>> Start Supplied material

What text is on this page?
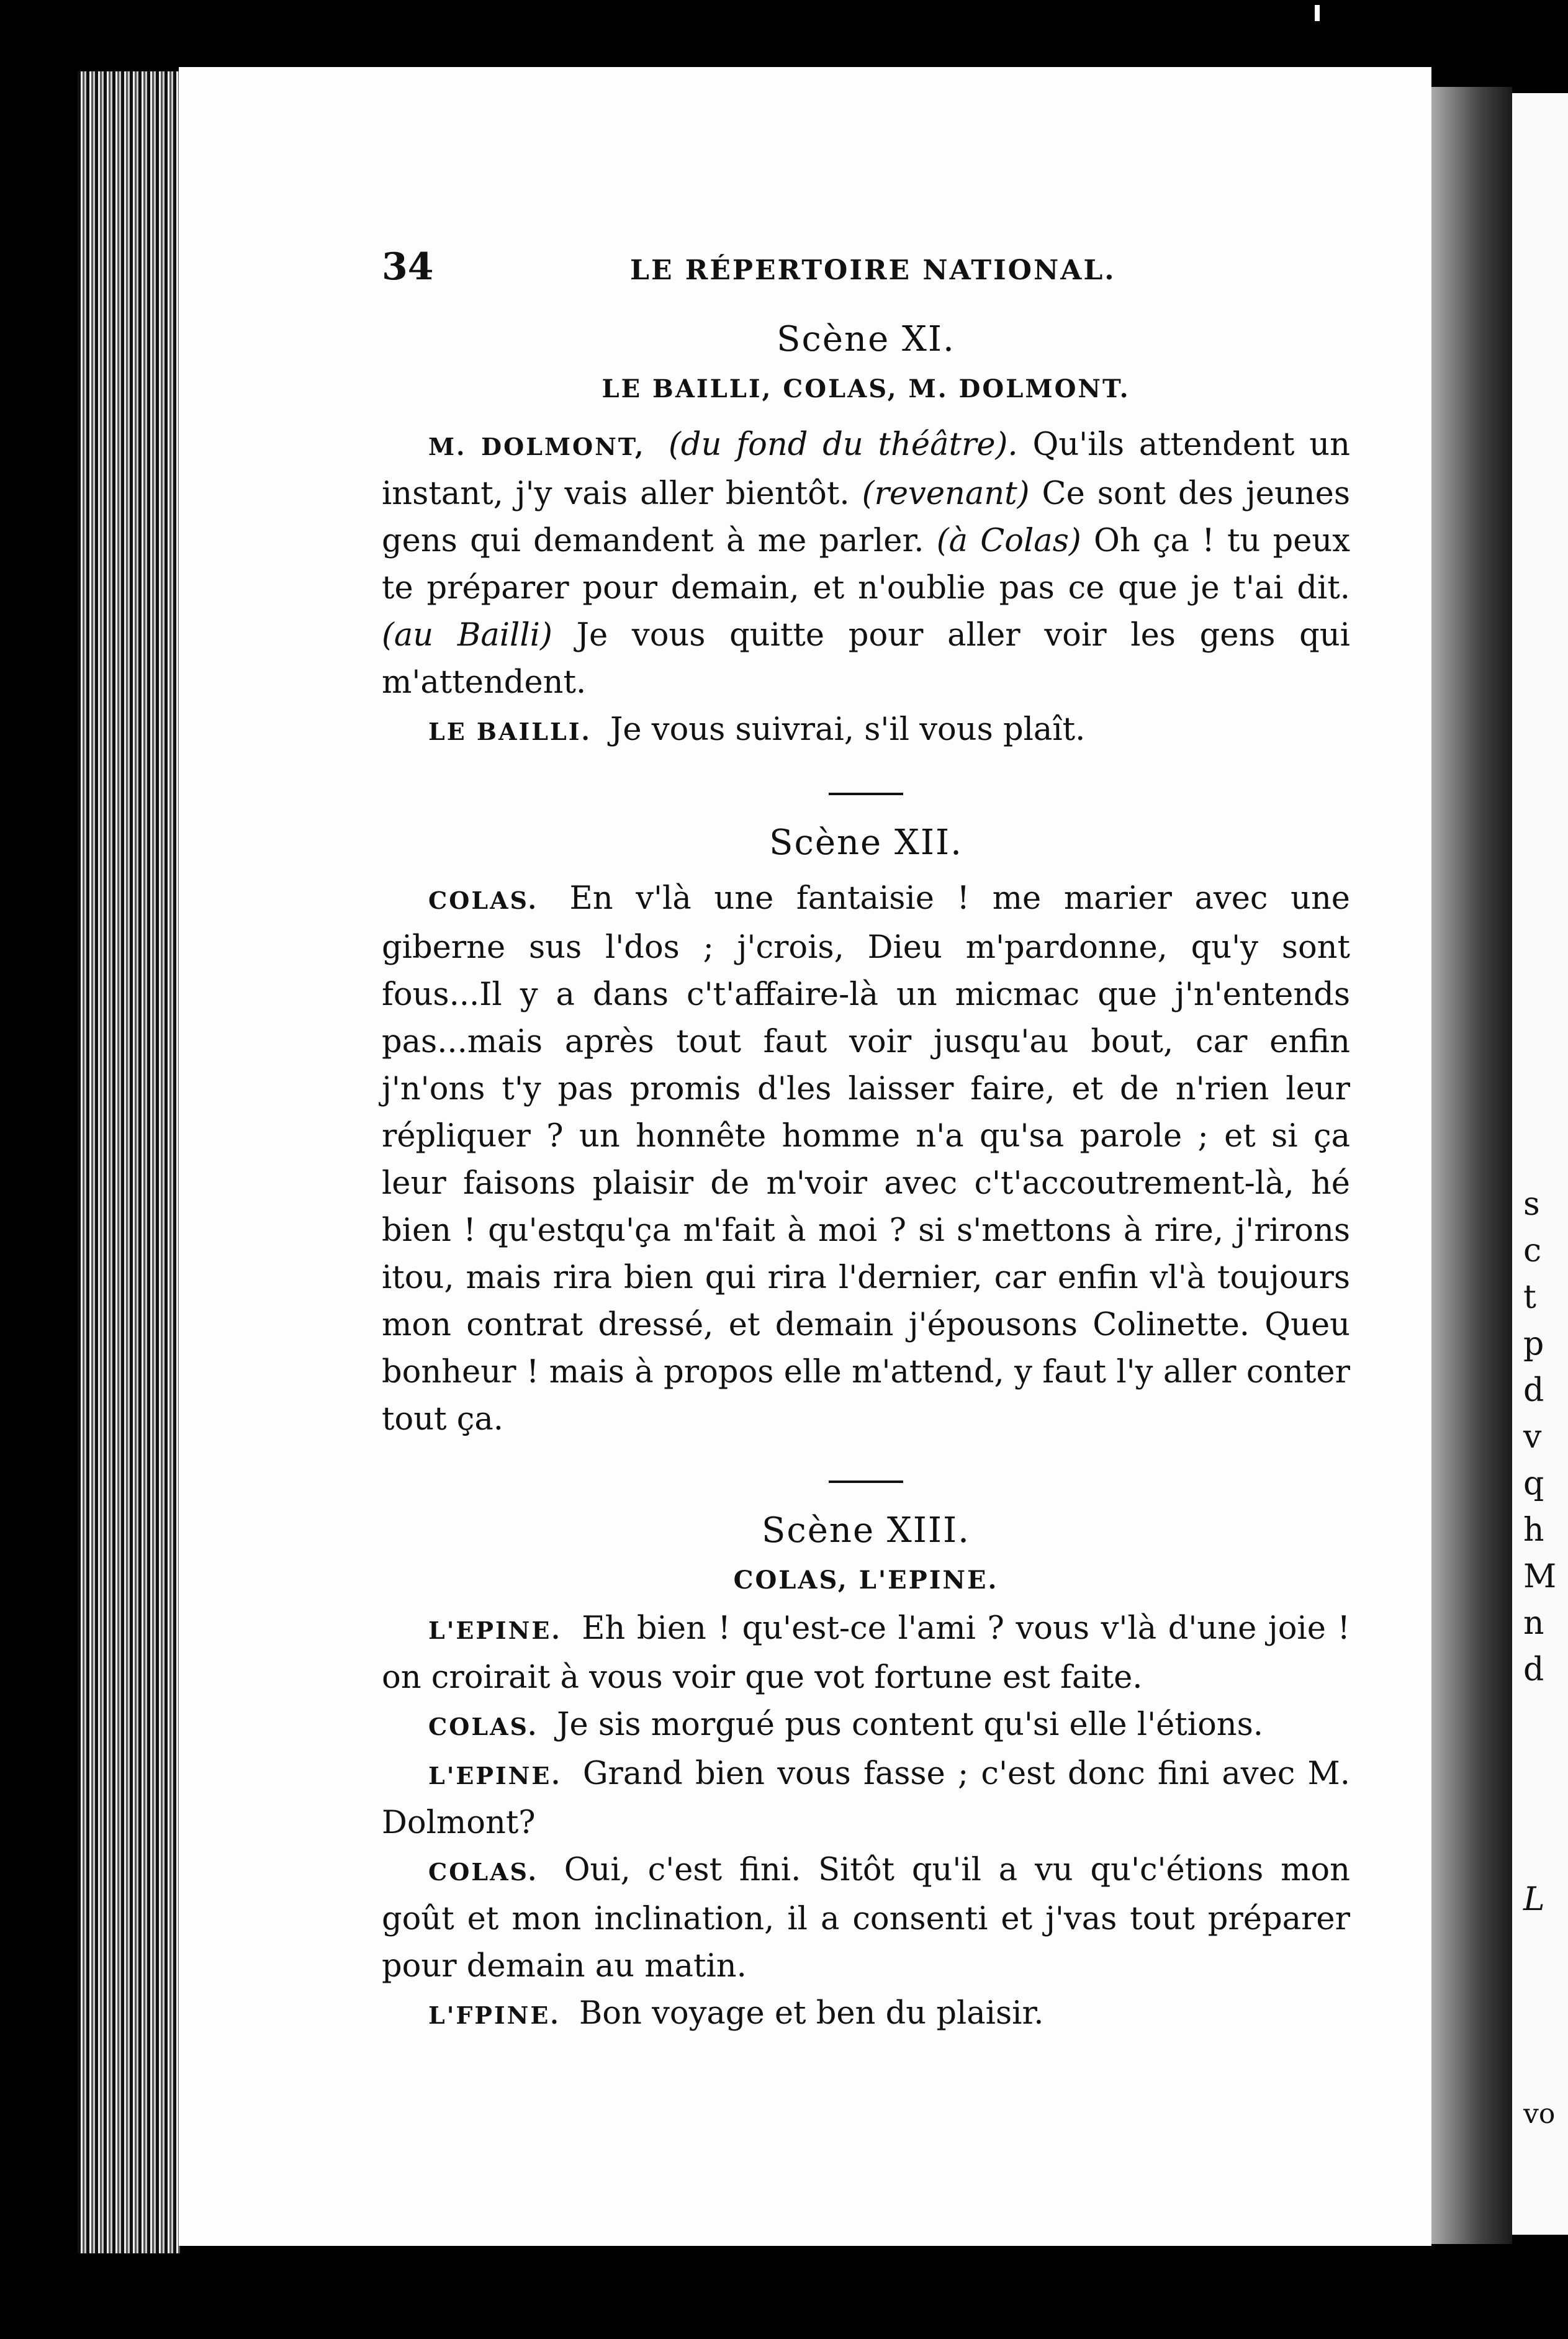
s
c
t
p
d
v
q
h
M
n
d
L
vo
34	LE RÉPERTOIRE NATIONAL.
Scène XI.
LE BAILLI, COLAS, M. DOLMONT.

M. DOLMONT, (du fond du théâtre). Qu'ils attendent un instant, j'y vais aller bientôt. (revenant) Ce sont des jeunes gens qui demandent à me parler. (à Colas) Oh ça ! tu peux te préparer pour demain, et n'oublie pas ce que je t'ai dit. (au Bailli) Je vous quitte pour aller voir les gens qui m'attendent.

LE BAILLI. Je vous suivrai, s'il vous plaît.

Scène XII.

COLAS. En v'là une fantaisie ! me marier avec une giberne sus l'dos ; j'crois, Dieu m'pardonne, qu'y sont fous...Il y a dans c't'affaire-là un micmac que j'n'entends pas...mais après tout faut voir jusqu'au bout, car enfin j'n'ons t'y pas promis d'les laisser faire, et de n'rien leur répliquer ? un honnête homme n'a qu'sa parole ; et si ça leur faisons plaisir de m'voir avec c't'accoutrement-là, hé bien ! qu'estqu'ça m'fait à moi ? si s'mettons à rire, j'rirons itou, mais rira bien qui rira l'dernier, car enfin vl'à toujours mon contrat dressé, et demain j'épousons Colinette. Queu bonheur ! mais à propos elle m'attend, y faut l'y aller conter tout ça.

Scène XIII.
COLAS, L'EPINE.

L'EPINE. Eh bien ! qu'est-ce l'ami ? vous v'là d'une joie ! on croirait à vous voir que vot fortune est faite.

COLAS. Je sis morgué pus content qu'si elle l'étions.

L'EPINE. Grand bien vous fasse ; c'est donc fini avec M. Dolmont?

COLAS. Oui, c'est fini. Sitôt qu'il a vu qu'c'étions mon goût et mon inclination, il a consenti et j'vas tout préparer pour demain au matin.

L'FPINE. Bon voyage et ben du plaisir.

>> End Supplied material

Direction - Check every line of the entries above for the word "étions" and report how many lines contain it, giving the number only.

Response - 2